> [INFORMATION GIVEN]
[start]

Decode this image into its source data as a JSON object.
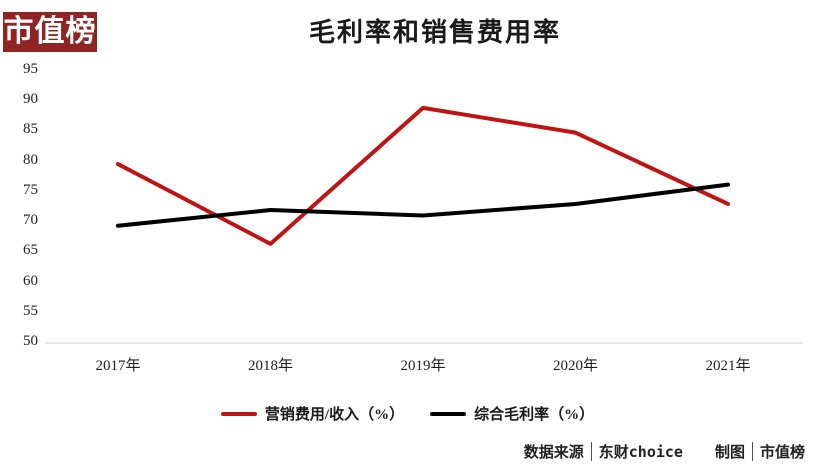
{
  "logo": {
    "text": "市值榜",
    "bg_color": "#8e2424",
    "text_color": "#ffffff"
  },
  "chart_data": {
    "type": "line",
    "title": "毛利率和销售费用率",
    "categories": [
      "2017年",
      "2018年",
      "2019年",
      "2020年",
      "2021年"
    ],
    "series": [
      {
        "name": "营销费用/收入（%）",
        "color": "#c01414",
        "values": [
          79.6,
          66.4,
          88.9,
          84.8,
          73.0
        ]
      },
      {
        "name": "综合毛利率（%）",
        "color": "#000000",
        "values": [
          69.4,
          72.0,
          71.1,
          73.0,
          76.2
        ]
      }
    ],
    "ylim": [
      50,
      95
    ],
    "yticks": [
      95,
      90,
      85,
      80,
      75,
      70,
      65,
      60,
      55,
      50
    ],
    "grid": false,
    "legend_position": "bottom",
    "axis_line_color": "#d9d9d9"
  },
  "footer": {
    "source_label": "数据来源",
    "source_value": "东财choice",
    "credit_label": "制图",
    "credit_value": "市值榜"
  }
}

[end]

Drop the images and repeat the data exactly.

Decode this image into its source data as a JSON object.
{
  "logo": {
    "text": "市值榜",
    "bg_color": "#8e2424",
    "text_color": "#ffffff"
  },
  "chart_data": {
    "type": "line",
    "title": "毛利率和销售费用率",
    "categories": [
      "2017年",
      "2018年",
      "2019年",
      "2020年",
      "2021年"
    ],
    "series": [
      {
        "name": "营销费用/收入（%）",
        "color": "#c01414",
        "values": [
          79.6,
          66.4,
          88.9,
          84.8,
          73.0
        ]
      },
      {
        "name": "综合毛利率（%）",
        "color": "#000000",
        "values": [
          69.4,
          72.0,
          71.1,
          73.0,
          76.2
        ]
      }
    ],
    "ylim": [
      50,
      95
    ],
    "yticks": [
      95,
      90,
      85,
      80,
      75,
      70,
      65,
      60,
      55,
      50
    ],
    "grid": false,
    "legend_position": "bottom",
    "axis_line_color": "#d9d9d9"
  },
  "footer": {
    "source_label": "数据来源",
    "source_value": "东财choice",
    "credit_label": "制图",
    "credit_value": "市值榜"
  }
}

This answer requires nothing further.